WORK TO DO:
Give back the full listing verbatim, apart from its images.

** start of RECORDS SUPPLIED **

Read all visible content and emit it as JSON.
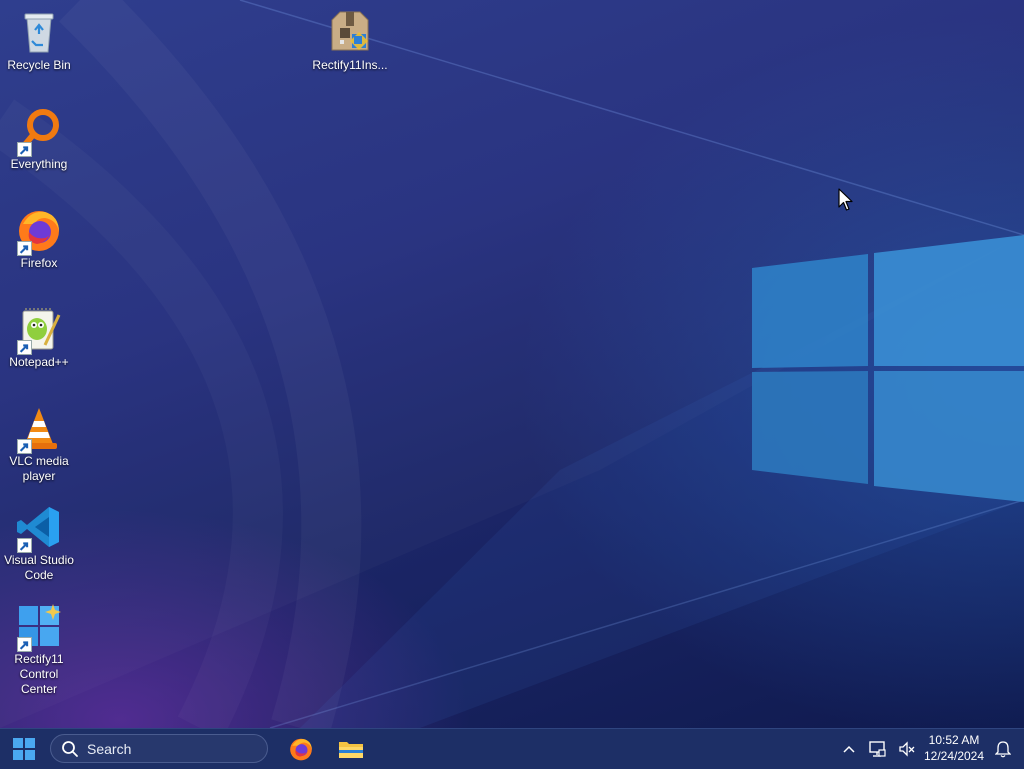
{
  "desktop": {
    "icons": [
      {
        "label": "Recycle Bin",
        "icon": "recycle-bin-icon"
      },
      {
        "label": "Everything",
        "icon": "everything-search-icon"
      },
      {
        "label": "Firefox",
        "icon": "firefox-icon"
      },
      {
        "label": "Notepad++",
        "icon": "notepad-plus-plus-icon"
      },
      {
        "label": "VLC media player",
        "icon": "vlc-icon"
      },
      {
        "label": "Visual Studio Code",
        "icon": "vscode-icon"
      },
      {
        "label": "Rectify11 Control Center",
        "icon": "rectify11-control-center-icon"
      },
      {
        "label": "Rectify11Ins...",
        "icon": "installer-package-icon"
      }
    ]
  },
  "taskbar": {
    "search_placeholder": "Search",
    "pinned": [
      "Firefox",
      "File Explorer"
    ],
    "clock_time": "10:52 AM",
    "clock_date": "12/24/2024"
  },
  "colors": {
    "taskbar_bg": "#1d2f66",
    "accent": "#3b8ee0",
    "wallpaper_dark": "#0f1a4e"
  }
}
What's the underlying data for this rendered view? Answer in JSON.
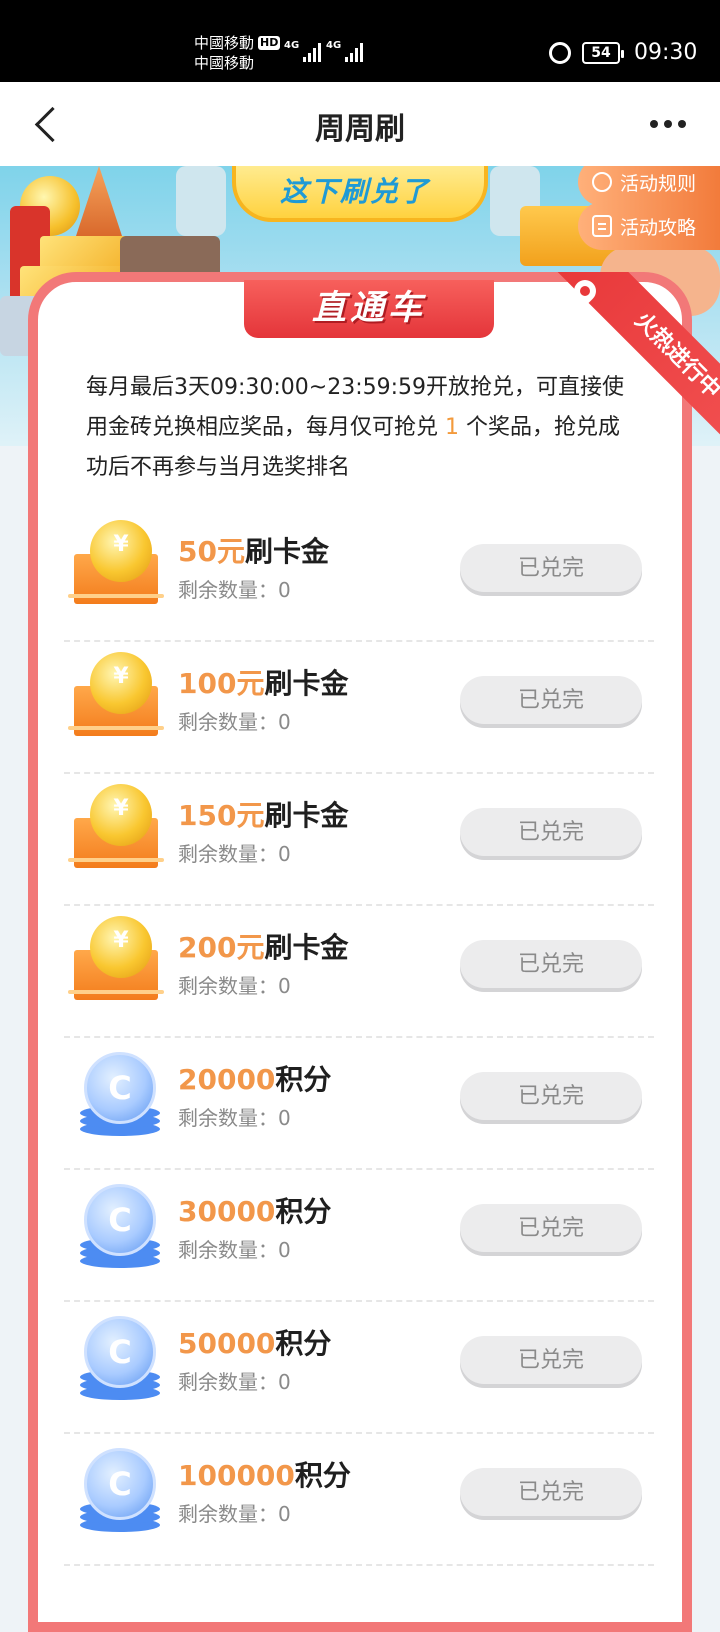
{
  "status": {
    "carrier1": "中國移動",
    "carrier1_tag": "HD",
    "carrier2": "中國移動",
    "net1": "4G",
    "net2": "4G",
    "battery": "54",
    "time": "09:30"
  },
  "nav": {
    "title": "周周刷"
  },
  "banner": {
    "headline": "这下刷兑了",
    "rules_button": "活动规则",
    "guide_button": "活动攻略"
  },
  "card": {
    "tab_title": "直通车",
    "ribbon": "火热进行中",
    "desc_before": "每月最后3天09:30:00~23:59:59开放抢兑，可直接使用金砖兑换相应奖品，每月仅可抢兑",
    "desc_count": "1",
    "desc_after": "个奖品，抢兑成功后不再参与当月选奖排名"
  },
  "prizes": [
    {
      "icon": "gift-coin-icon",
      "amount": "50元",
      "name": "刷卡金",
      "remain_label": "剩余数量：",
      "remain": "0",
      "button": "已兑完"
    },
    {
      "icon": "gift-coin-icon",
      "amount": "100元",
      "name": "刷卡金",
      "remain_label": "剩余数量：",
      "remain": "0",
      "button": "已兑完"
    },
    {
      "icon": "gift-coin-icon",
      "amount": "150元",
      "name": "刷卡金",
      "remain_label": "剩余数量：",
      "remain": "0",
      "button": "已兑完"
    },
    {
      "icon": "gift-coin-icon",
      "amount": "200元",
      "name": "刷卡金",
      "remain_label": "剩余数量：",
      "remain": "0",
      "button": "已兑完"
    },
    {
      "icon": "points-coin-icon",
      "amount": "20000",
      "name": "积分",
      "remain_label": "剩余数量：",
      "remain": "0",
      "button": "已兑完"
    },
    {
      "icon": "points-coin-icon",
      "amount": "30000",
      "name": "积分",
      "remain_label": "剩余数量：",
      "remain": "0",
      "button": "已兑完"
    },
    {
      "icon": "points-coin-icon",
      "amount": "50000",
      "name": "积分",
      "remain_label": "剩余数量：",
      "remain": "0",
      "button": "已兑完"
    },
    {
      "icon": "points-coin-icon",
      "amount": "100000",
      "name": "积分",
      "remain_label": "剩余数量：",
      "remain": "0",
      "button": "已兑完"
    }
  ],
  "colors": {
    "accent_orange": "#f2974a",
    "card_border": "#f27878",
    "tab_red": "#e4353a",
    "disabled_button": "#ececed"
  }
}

** end of RECORDS SUPPLIED **

CORRECT OUTPUT:
Read all visible content and emit it as JSON.
{
  "desktop": {
    "icons": [
      {
        "label": "Recycle Bin",
        "icon": "recycle-bin-icon"
      },
      {
        "label": "Everything",
        "icon": "everything-search-icon"
      },
      {
        "label": "Firefox",
        "icon": "firefox-icon"
      },
      {
        "label": "Notepad++",
        "icon": "notepad-plus-plus-icon"
      },
      {
        "label": "VLC media player",
        "icon": "vlc-icon"
      },
      {
        "label": "Visual Studio Code",
        "icon": "vscode-icon"
      },
      {
        "label": "Rectify11 Control Center",
        "icon": "rectify11-control-center-icon"
      },
      {
        "label": "Rectify11Ins...",
        "icon": "installer-package-icon"
      }
    ]
  },
  "taskbar": {
    "search_placeholder": "Search",
    "pinned": [
      "Firefox",
      "File Explorer"
    ],
    "clock_time": "10:52 AM",
    "clock_date": "12/24/2024"
  },
  "colors": {
    "taskbar_bg": "#1d2f66",
    "accent": "#3b8ee0",
    "wallpaper_dark": "#0f1a4e"
  }
}
What's the underlying data for this rendered view? Answer in JSON.
{
  "status": {
    "carrier1": "中國移動",
    "carrier1_tag": "HD",
    "carrier2": "中國移動",
    "net1": "4G",
    "net2": "4G",
    "battery": "54",
    "time": "09:30"
  },
  "nav": {
    "title": "周周刷"
  },
  "banner": {
    "headline": "这下刷兑了",
    "rules_button": "活动规则",
    "guide_button": "活动攻略"
  },
  "card": {
    "tab_title": "直通车",
    "ribbon": "火热进行中",
    "desc_before": "每月最后3天09:30:00~23:59:59开放抢兑，可直接使用金砖兑换相应奖品，每月仅可抢兑",
    "desc_count": "1",
    "desc_after": "个奖品，抢兑成功后不再参与当月选奖排名"
  },
  "prizes": [
    {
      "icon": "gift-coin-icon",
      "amount": "50元",
      "name": "刷卡金",
      "remain_label": "剩余数量：",
      "remain": "0",
      "button": "已兑完"
    },
    {
      "icon": "gift-coin-icon",
      "amount": "100元",
      "name": "刷卡金",
      "remain_label": "剩余数量：",
      "remain": "0",
      "button": "已兑完"
    },
    {
      "icon": "gift-coin-icon",
      "amount": "150元",
      "name": "刷卡金",
      "remain_label": "剩余数量：",
      "remain": "0",
      "button": "已兑完"
    },
    {
      "icon": "gift-coin-icon",
      "amount": "200元",
      "name": "刷卡金",
      "remain_label": "剩余数量：",
      "remain": "0",
      "button": "已兑完"
    },
    {
      "icon": "points-coin-icon",
      "amount": "20000",
      "name": "积分",
      "remain_label": "剩余数量：",
      "remain": "0",
      "button": "已兑完"
    },
    {
      "icon": "points-coin-icon",
      "amount": "30000",
      "name": "积分",
      "remain_label": "剩余数量：",
      "remain": "0",
      "button": "已兑完"
    },
    {
      "icon": "points-coin-icon",
      "amount": "50000",
      "name": "积分",
      "remain_label": "剩余数量：",
      "remain": "0",
      "button": "已兑完"
    },
    {
      "icon": "points-coin-icon",
      "amount": "100000",
      "name": "积分",
      "remain_label": "剩余数量：",
      "remain": "0",
      "button": "已兑完"
    }
  ],
  "colors": {
    "accent_orange": "#f2974a",
    "card_border": "#f27878",
    "tab_red": "#e4353a",
    "disabled_button": "#ececed"
  }
}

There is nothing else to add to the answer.